» Data records:

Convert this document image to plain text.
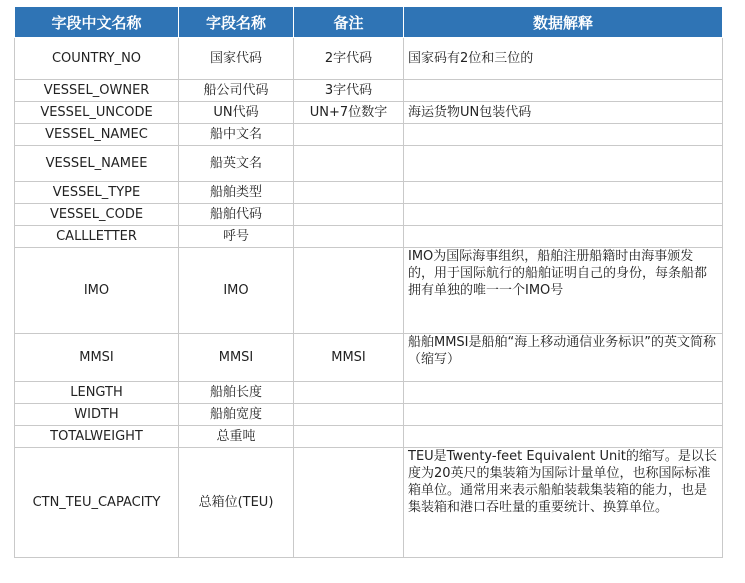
字段中文名称	字段名称	备注	数据解释
COUNTRY_NO	国家代码	2字代码	国家码有2位和三位的
VESSEL_OWNER	船公司代码	3字代码	
VESSEL_UNCODE	UN代码	UN+7位数字	海运货物UN包装代码
VESSEL_NAMEC	船中文名		
VESSEL_NAMEE	船英文名		
VESSEL_TYPE	船舶类型		
VESSEL_CODE	船舶代码		
CALLLETTER	呼号		
IMO	IMO		IMO为国际海事组织，船舶注册船籍时由海事颁发的，用于国际航行的船舶证明自己的身份，每条船都拥有单独的唯一一个IMO号
MMSI	MMSI	MMSI	船舶MMSI是船舶“海上移动通信业务标识”的英文简称（缩写）
LENGTH	船舶长度		
WIDTH	船舶宽度		
TOTALWEIGHT	总重吨		
CTN_TEU_CAPACITY	总箱位(TEU)		TEU是Twenty-feet Equivalent Unit的缩写。是以长度为20英尺的集装箱为国际计量单位，也称国际标准箱单位。通常用来表示船舶装载集装箱的能力，也是集装箱和港口吞吐量的重要统计、换算单位。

» Requirements: Repeat each record exactly, with the pictures left out.

» Correct output:
Convert this document image to plain text.
字段中文名称	字段名称	备注	数据解释
COUNTRY_NO	国家代码	2字代码	国家码有2位和三位的
VESSEL_OWNER	船公司代码	3字代码	
VESSEL_UNCODE	UN代码	UN+7位数字	海运货物UN包装代码
VESSEL_NAMEC	船中文名		
VESSEL_NAMEE	船英文名		
VESSEL_TYPE	船舶类型		
VESSEL_CODE	船舶代码		
CALLLETTER	呼号		
IMO	IMO		IMO为国际海事组织，船舶注册船籍时由海事颁发的，用于国际航行的船舶证明自己的身份，每条船都拥有单独的唯一一个IMO号
MMSI	MMSI	MMSI	船舶MMSI是船舶“海上移动通信业务标识”的英文简称（缩写）
LENGTH	船舶长度		
WIDTH	船舶宽度		
TOTALWEIGHT	总重吨		
CTN_TEU_CAPACITY	总箱位(TEU)		TEU是Twenty-feet Equivalent Unit的缩写。是以长度为20英尺的集装箱为国际计量单位，也称国际标准箱单位。通常用来表示船舶装载集装箱的能力，也是集装箱和港口吞吐量的重要统计、换算单位。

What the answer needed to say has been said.